RECORDS SUPPLIED —
■ ■ ■

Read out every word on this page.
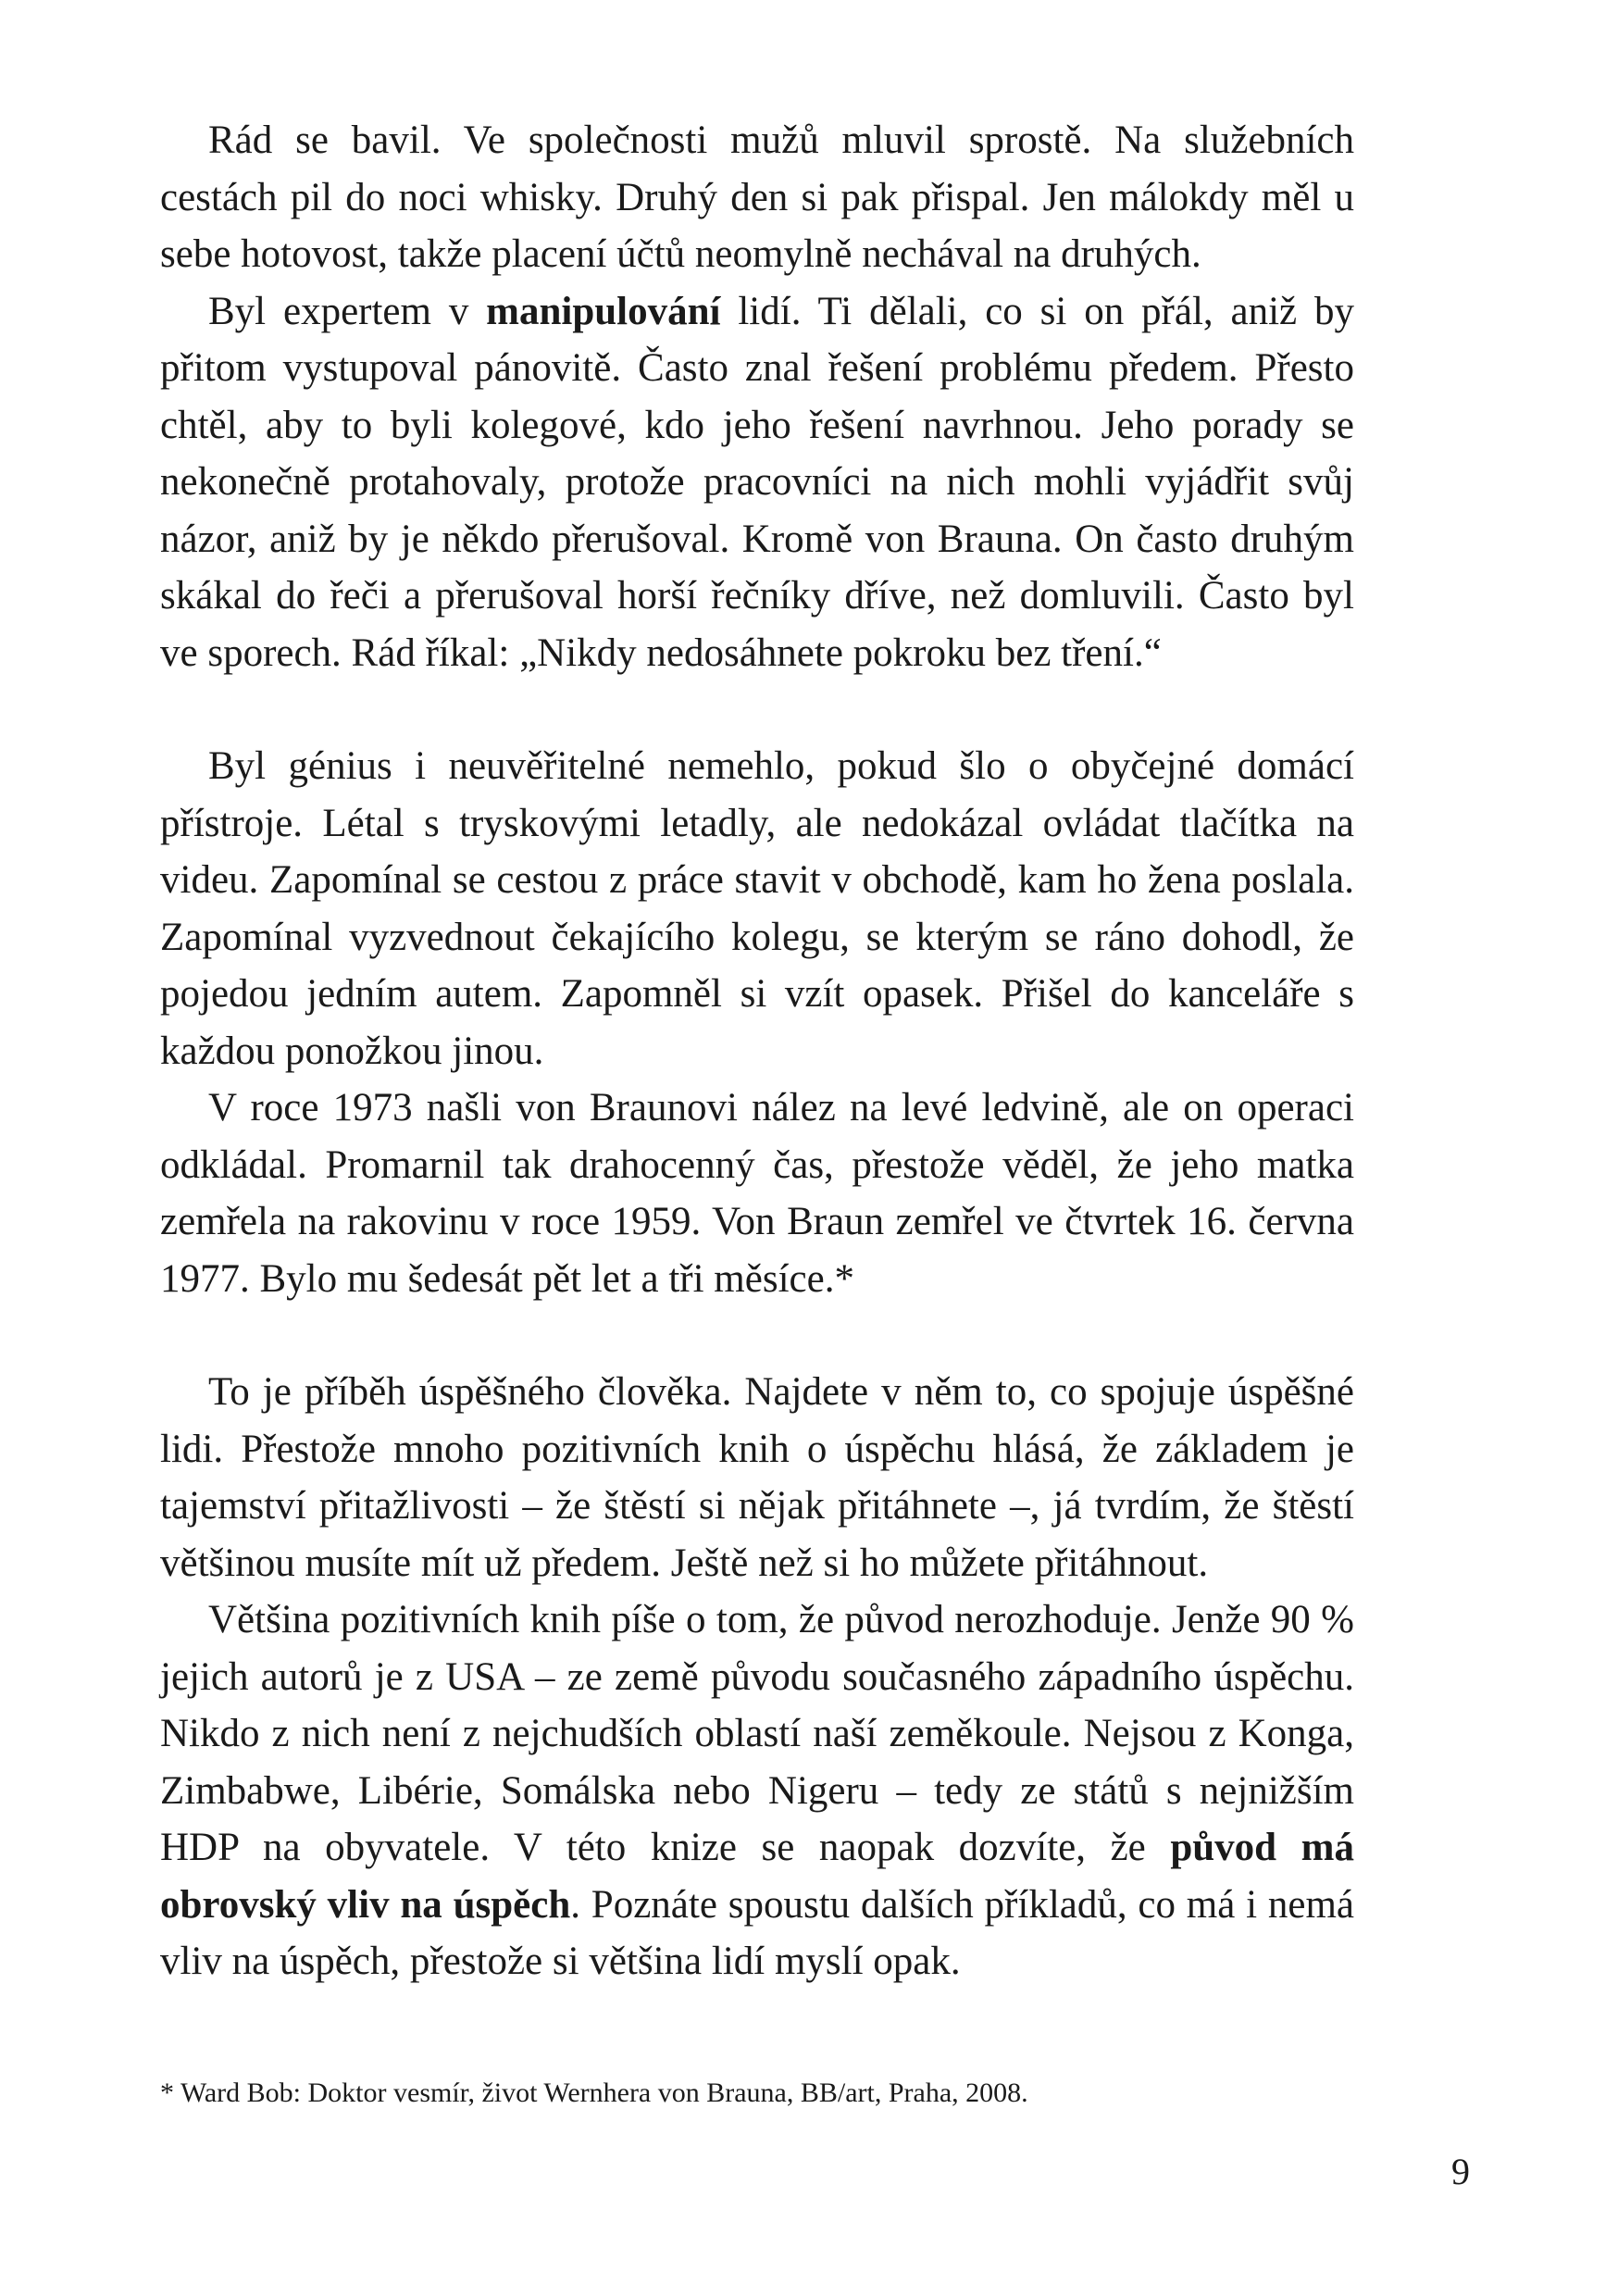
Rád se bavil. Ve společnosti mužů mluvil sprostě. Na služebních cestách pil do noci whisky. Druhý den si pak přispal. Jen málokdy měl u sebe hotovost, takže placení účtů neomylně nechával na druhých.

Byl expertem v manipulování lidí. Ti dělali, co si on přál, aniž by přitom vystupoval pánovitě. Často znal řešení problému předem. Přesto chtěl, aby to byli kolegové, kdo jeho řešení navrhnou. Jeho porady se nekonečně protahovaly, protože pracovníci na nich mohli vyjádřit svůj názor, aniž by je někdo přerušoval. Kromě von Brauna. On často druhým skákal do řeči a přerušoval horší řečníky dříve, než domluvili. Často byl ve sporech. Rád říkal: „Nikdy nedosáhnete pokroku bez tření.“

Byl génius i neuvěřitelné nemehlo, pokud šlo o obyčejné domácí přístroje. Létal s tryskovými letadly, ale nedokázal ovládat tlačítka na videu. Zapomínal se cestou z práce stavit v obchodě, kam ho žena poslala. Zapomínal vyzvednout čekajícího kolegu, se kterým se ráno dohodl, že pojedou jedním autem. Zapomněl si vzít opasek. Přišel do kanceláře s každou ponožkou jinou.

V roce 1973 našli von Braunovi nález na levé ledvině, ale on operaci odkládal. Promarnil tak drahocenný čas, přestože věděl, že jeho matka zemřela na rakovinu v roce 1959. Von Braun zemřel ve čtvrtek 16. června 1977. Bylo mu šedesát pět let a tři měsíce.*

To je příběh úspěšného člověka. Najdete v něm to, co spojuje úspěšné lidi. Přestože mnoho pozitivních knih o úspěchu hlásá, že základem je tajemství přitažlivosti – že štěstí si nějak přitáhnete –, já tvrdím, že štěstí většinou musíte mít už předem. Ještě než si ho můžete přitáhnout.

Většina pozitivních knih píše o tom, že původ nerozhoduje. Jenže 90 % jejich autorů je z USA – ze země původu současného západního úspěchu. Nikdo z nich není z nejchudších oblastí naší zeměkoule. Nejsou z Konga, Zimbabwe, Libérie, Somálska nebo Nigeru – tedy ze států s nejnižším HDP na obyvatele. V této knize se naopak dozvíte, že původ má obrovský vliv na úspěch. Poznáte spoustu dalších příkladů, co má i nemá vliv na úspěch, přestože si většina lidí myslí opak.

* Ward Bob: Doktor vesmír, život Wernhera von Brauna, BB/art, Praha, 2008.

9
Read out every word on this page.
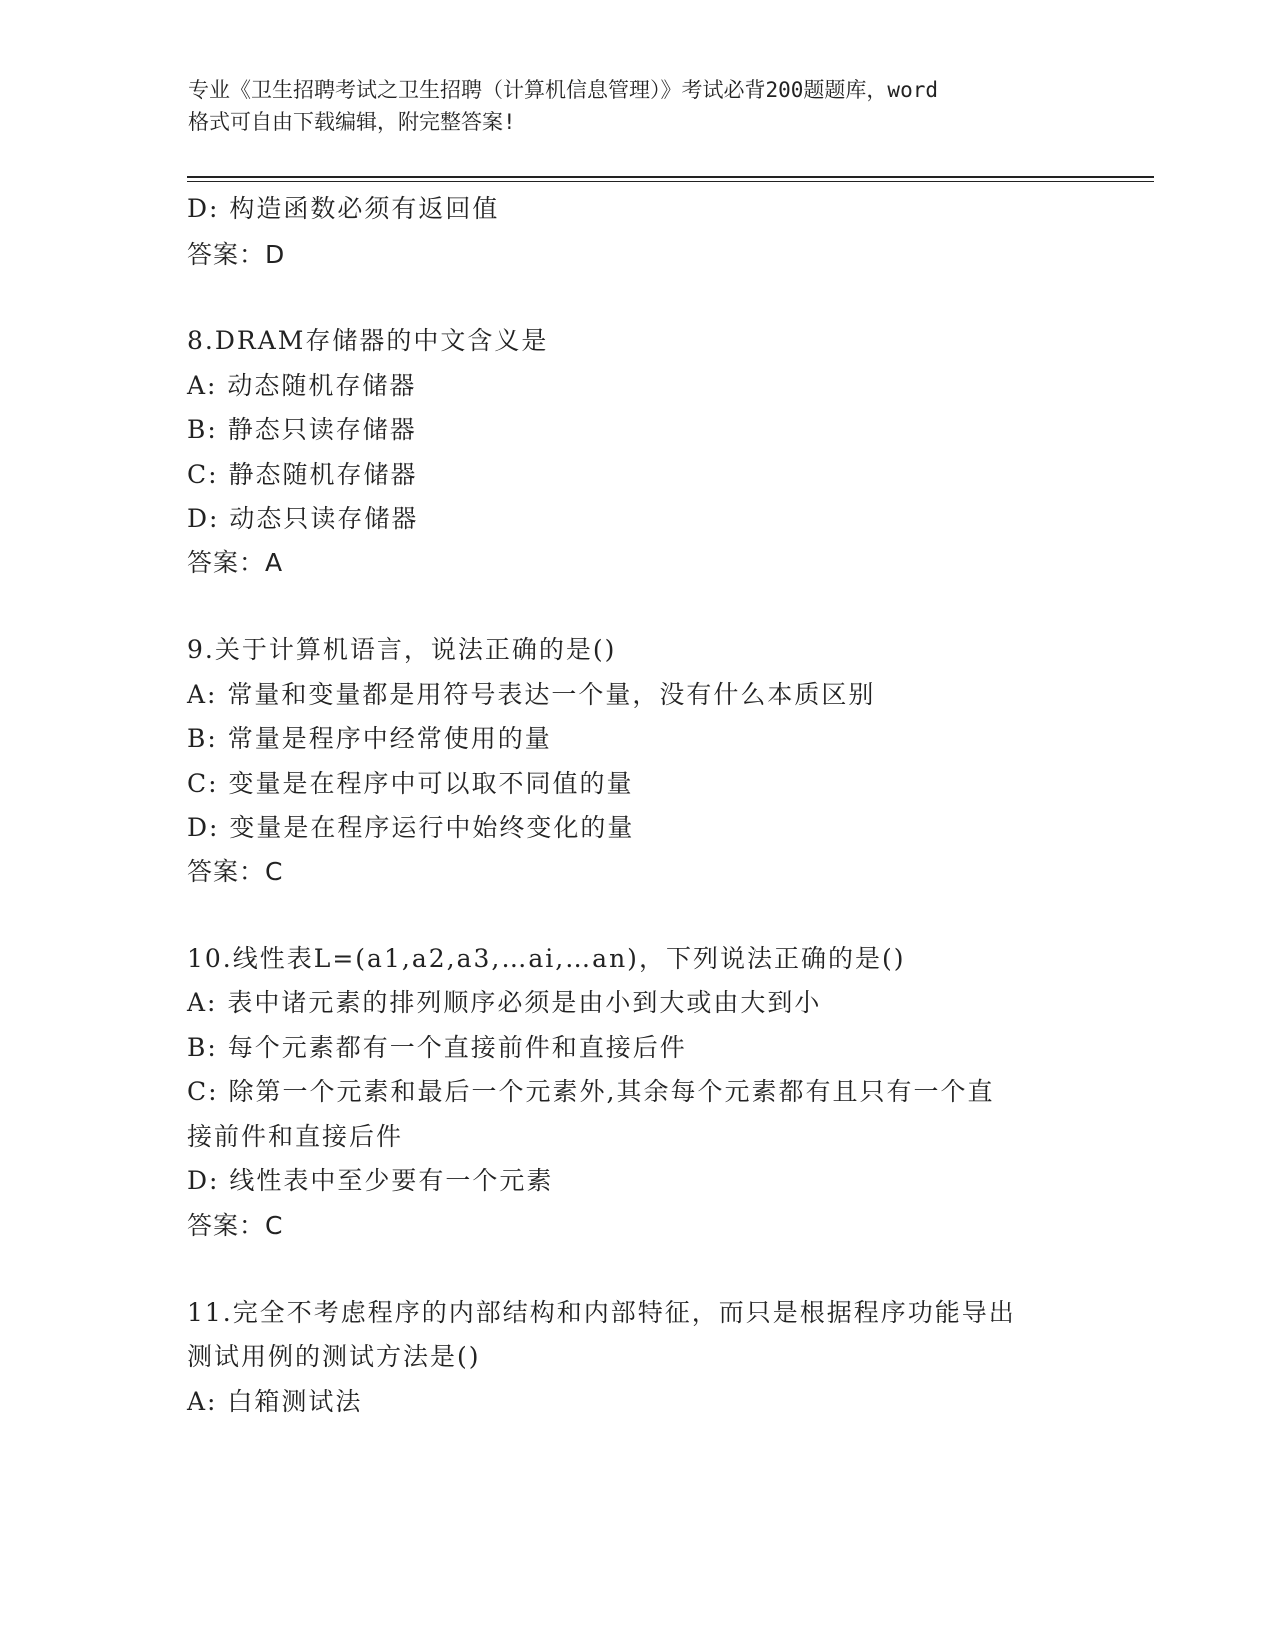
专业《卫生招聘考试之卫生招聘（计算机信息管理）》考试必背200题题库，word
格式可自由下载编辑，附完整答案!
D: 构造函数必须有返回值
答案：D
8.DRAM存储器的中文含义是
A: 动态随机存储器
B: 静态只读存储器
C: 静态随机存储器
D: 动态只读存储器
答案：A
9.关于计算机语言，说法正确的是()
A: 常量和变量都是用符号表达一个量，没有什么本质区别
B: 常量是程序中经常使用的量
C: 变量是在程序中可以取不同值的量
D: 变量是在程序运行中始终变化的量
答案：C
10.线性表L=(a1,a2,a3,…ai,…an)，下列说法正确的是()
A: 表中诸元素的排列顺序必须是由小到大或由大到小
B: 每个元素都有一个直接前件和直接后件
C: 除第一个元素和最后一个元素外,其余每个元素都有且只有一个直
接前件和直接后件
D: 线性表中至少要有一个元素
答案：C
11.完全不考虑程序的内部结构和内部特征，而只是根据程序功能导出
测试用例的测试方法是()
A: 白箱测试法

■ ■ ■

EXERCISE AIM — Write out the listing above exactly as it stands, pictures excluded.

COMPLETED TASK —
Read out every word on this page.
Rád se bavil. Ve společnosti mužů mluvil sprostě. Na služebních cestách pil do noci whisky. Druhý den si pak přispal. Jen málokdy měl u sebe hotovost, takže placení účtů neomylně nechával na druhých.

Byl expertem v manipulování lidí. Ti dělali, co si on přál, aniž by přitom vystupoval pánovitě. Často znal řešení problému předem. Přesto chtěl, aby to byli kolegové, kdo jeho řešení navrhnou. Jeho porady se nekonečně protahovaly, protože pracovníci na nich mohli vyjádřit svůj názor, aniž by je někdo přerušoval. Kromě von Brauna. On často druhým skákal do řeči a přerušoval horší řečníky dříve, než domluvili. Často byl ve sporech. Rád říkal: „Nikdy nedosáhnete pokroku bez tření.“

Byl génius i neuvěřitelné nemehlo, pokud šlo o obyčejné domácí přístroje. Létal s tryskovými letadly, ale nedokázal ovládat tlačítka na videu. Zapomínal se cestou z práce stavit v obchodě, kam ho žena poslala. Zapomínal vyzvednout čekajícího kolegu, se kterým se ráno dohodl, že pojedou jedním autem. Zapomněl si vzít opasek. Přišel do kanceláře s každou ponožkou jinou.

V roce 1973 našli von Braunovi nález na levé ledvině, ale on operaci odkládal. Promarnil tak drahocenný čas, přestože věděl, že jeho matka zemřela na rakovinu v roce 1959. Von Braun zemřel ve čtvrtek 16. června 1977. Bylo mu šedesát pět let a tři měsíce.*

To je příběh úspěšného člověka. Najdete v něm to, co spojuje úspěšné lidi. Přestože mnoho pozitivních knih o úspěchu hlásá, že základem je tajemství přitažlivosti – že štěstí si nějak přitáhnete –, já tvrdím, že štěstí většinou musíte mít už předem. Ještě než si ho můžete přitáhnout.

Většina pozitivních knih píše o tom, že původ nerozhoduje. Jenže 90 % jejich autorů je z USA – ze země původu současného západního úspěchu. Nikdo z nich není z nejchudších oblastí naší zeměkoule. Nejsou z Konga, Zimbabwe, Libérie, Somálska nebo Nigeru – tedy ze států s nejnižším HDP na obyvatele. V této knize se naopak dozvíte, že původ má obrovský vliv na úspěch. Poznáte spoustu dalších příkladů, co má i nemá vliv na úspěch, přestože si většina lidí myslí opak.

* Ward Bob: Doktor vesmír, život Wernhera von Brauna, BB/art, Praha, 2008.

9
Read out every word on this page.
专业《卫生招聘考试之卫生招聘（计算机信息管理）》考试必背200题题库，word
格式可自由下载编辑，附完整答案!
D: 构造函数必须有返回值
答案：D
8.DRAM存储器的中文含义是
A: 动态随机存储器
B: 静态只读存储器
C: 静态随机存储器
D: 动态只读存储器
答案：A
9.关于计算机语言，说法正确的是()
A: 常量和变量都是用符号表达一个量，没有什么本质区别
B: 常量是程序中经常使用的量
C: 变量是在程序中可以取不同值的量
D: 变量是在程序运行中始终变化的量
答案：C
10.线性表L=(a1,a2,a3,…ai,…an)，下列说法正确的是()
A: 表中诸元素的排列顺序必须是由小到大或由大到小
B: 每个元素都有一个直接前件和直接后件
C: 除第一个元素和最后一个元素外,其余每个元素都有且只有一个直
接前件和直接后件
D: 线性表中至少要有一个元素
答案：C
11.完全不考虑程序的内部结构和内部特征，而只是根据程序功能导出
测试用例的测试方法是()
A: 白箱测试法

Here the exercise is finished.